▶ Task
Pick out each line with the word "воду" from the material that follows.

Data items

※

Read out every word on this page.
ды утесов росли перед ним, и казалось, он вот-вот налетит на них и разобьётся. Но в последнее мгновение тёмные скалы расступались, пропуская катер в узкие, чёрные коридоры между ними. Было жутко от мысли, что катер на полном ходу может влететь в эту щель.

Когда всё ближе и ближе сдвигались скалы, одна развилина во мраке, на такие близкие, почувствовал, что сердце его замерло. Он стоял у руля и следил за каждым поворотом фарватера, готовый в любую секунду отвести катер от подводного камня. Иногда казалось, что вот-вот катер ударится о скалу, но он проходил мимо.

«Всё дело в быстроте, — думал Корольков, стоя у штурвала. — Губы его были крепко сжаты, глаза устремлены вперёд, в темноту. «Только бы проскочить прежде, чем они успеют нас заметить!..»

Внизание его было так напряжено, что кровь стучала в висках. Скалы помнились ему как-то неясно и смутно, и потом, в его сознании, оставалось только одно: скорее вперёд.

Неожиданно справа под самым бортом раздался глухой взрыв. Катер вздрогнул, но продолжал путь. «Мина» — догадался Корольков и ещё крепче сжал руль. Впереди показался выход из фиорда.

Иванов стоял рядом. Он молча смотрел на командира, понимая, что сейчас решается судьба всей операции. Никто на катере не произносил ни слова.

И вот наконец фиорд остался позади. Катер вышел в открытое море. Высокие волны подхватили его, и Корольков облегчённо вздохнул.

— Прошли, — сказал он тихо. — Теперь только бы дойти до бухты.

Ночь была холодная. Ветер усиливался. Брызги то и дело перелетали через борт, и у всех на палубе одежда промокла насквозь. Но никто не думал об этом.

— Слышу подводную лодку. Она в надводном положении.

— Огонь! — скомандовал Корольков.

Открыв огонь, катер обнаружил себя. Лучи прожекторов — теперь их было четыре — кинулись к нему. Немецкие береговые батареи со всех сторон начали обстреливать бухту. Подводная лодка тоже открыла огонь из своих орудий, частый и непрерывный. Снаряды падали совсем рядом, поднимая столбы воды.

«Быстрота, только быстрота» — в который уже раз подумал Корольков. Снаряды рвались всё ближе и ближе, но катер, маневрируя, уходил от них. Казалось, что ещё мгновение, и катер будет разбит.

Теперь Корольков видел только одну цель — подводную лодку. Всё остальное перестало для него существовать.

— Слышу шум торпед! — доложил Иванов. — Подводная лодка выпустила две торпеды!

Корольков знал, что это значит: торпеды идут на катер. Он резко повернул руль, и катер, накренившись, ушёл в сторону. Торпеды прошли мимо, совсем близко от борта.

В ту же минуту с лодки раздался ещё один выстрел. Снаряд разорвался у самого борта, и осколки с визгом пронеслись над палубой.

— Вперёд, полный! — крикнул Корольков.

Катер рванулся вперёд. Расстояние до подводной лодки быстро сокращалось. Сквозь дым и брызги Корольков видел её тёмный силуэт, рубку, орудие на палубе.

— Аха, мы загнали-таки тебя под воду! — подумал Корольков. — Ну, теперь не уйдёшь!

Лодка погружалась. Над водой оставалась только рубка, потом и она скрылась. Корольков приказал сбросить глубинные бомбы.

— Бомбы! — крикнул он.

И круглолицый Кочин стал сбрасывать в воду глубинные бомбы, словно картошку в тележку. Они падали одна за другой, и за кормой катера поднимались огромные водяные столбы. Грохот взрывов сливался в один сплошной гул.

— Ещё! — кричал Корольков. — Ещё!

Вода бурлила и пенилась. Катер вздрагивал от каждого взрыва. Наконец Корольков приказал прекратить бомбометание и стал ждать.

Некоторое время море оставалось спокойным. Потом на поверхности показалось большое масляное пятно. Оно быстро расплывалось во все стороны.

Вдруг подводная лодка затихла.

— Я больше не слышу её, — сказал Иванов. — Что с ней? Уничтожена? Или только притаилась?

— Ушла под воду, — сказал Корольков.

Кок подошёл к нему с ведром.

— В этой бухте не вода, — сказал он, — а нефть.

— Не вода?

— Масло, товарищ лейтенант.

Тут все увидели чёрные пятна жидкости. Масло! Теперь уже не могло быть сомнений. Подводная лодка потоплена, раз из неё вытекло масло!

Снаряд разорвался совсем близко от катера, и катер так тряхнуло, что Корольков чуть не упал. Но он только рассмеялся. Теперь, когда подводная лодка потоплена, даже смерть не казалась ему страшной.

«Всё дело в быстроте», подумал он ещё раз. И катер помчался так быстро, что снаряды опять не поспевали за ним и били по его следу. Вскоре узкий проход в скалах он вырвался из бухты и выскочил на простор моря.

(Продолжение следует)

※

▶ Answer for the task
— Аха, мы загнали-таки тебя под воду! — подумал Корольков. — Ну, теперь не уйдёшь!
И круглолицый Кочин стал сбрасывать в воду глубинные бомбы, словно картошку в тележку. Они падали одна за другой, и за кормой катера поднимались огромные водяные столбы. Грохот взрывов сливался в один сплошной гул.
— Ушла под воду, — сказал Корольков.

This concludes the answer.